Work out how many lines include "STEAM" and answer with that number only.

## Rows from a figure dataset
^^^^^^^^
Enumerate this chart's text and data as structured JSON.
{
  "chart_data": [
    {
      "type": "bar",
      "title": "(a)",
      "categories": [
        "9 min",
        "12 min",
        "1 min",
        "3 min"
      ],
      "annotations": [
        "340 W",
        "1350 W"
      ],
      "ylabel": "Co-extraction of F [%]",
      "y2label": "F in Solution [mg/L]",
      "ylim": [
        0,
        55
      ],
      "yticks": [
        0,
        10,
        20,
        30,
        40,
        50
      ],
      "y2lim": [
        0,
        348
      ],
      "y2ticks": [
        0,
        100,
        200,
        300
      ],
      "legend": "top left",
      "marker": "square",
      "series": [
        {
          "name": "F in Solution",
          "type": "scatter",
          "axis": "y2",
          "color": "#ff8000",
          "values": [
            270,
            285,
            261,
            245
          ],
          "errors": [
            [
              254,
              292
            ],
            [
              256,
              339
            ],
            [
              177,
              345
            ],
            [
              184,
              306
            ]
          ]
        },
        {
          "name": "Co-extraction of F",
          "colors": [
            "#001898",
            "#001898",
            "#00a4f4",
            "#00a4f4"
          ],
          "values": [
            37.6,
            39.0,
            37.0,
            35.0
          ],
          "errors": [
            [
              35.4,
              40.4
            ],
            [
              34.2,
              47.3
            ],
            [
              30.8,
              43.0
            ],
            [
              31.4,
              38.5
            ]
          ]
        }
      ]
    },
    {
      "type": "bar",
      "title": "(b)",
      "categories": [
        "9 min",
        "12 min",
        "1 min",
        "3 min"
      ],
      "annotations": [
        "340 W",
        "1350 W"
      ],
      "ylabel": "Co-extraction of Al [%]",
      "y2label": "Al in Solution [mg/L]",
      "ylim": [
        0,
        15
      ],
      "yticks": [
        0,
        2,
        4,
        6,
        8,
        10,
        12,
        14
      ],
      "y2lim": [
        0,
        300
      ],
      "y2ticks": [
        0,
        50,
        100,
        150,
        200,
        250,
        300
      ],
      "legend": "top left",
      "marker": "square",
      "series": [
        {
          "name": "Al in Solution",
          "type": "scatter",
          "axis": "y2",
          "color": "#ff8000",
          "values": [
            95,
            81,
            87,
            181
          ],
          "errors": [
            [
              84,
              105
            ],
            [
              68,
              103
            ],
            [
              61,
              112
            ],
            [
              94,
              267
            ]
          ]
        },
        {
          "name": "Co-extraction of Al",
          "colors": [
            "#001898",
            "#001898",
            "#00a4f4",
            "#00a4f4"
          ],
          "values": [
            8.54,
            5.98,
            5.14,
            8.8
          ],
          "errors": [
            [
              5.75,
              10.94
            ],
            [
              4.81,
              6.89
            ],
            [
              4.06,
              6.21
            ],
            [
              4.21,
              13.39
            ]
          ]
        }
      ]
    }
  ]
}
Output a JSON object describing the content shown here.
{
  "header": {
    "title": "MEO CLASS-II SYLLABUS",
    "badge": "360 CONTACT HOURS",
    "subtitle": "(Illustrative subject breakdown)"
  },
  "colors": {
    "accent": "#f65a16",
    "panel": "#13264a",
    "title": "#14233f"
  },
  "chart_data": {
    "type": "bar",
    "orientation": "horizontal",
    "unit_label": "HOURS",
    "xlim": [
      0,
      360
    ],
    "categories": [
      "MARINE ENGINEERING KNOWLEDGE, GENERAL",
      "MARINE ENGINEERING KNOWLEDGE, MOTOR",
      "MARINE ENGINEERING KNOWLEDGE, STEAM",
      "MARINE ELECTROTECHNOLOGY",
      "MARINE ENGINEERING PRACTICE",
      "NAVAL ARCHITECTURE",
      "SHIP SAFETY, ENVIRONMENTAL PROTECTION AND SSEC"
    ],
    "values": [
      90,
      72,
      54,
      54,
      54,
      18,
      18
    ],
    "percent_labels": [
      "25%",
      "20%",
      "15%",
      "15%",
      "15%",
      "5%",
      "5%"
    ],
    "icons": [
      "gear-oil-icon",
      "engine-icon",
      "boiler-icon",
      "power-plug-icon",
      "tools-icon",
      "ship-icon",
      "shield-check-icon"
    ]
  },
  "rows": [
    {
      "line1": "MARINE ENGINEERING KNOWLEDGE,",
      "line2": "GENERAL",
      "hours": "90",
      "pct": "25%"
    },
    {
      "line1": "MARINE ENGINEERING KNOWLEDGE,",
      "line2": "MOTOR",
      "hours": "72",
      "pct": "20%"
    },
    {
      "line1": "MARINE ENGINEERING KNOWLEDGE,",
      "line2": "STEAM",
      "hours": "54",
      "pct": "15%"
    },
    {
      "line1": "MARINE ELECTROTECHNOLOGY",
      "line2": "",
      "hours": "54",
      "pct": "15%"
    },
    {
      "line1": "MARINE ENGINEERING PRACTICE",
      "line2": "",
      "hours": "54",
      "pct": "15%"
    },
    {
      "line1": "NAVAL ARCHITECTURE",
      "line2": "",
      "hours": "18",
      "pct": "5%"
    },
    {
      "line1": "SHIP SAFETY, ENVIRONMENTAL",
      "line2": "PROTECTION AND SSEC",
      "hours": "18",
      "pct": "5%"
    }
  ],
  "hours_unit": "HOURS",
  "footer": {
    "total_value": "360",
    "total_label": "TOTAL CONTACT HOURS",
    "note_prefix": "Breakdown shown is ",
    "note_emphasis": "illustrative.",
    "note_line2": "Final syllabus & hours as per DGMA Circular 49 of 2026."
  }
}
^^^^^^^^
## Response to the exercise
2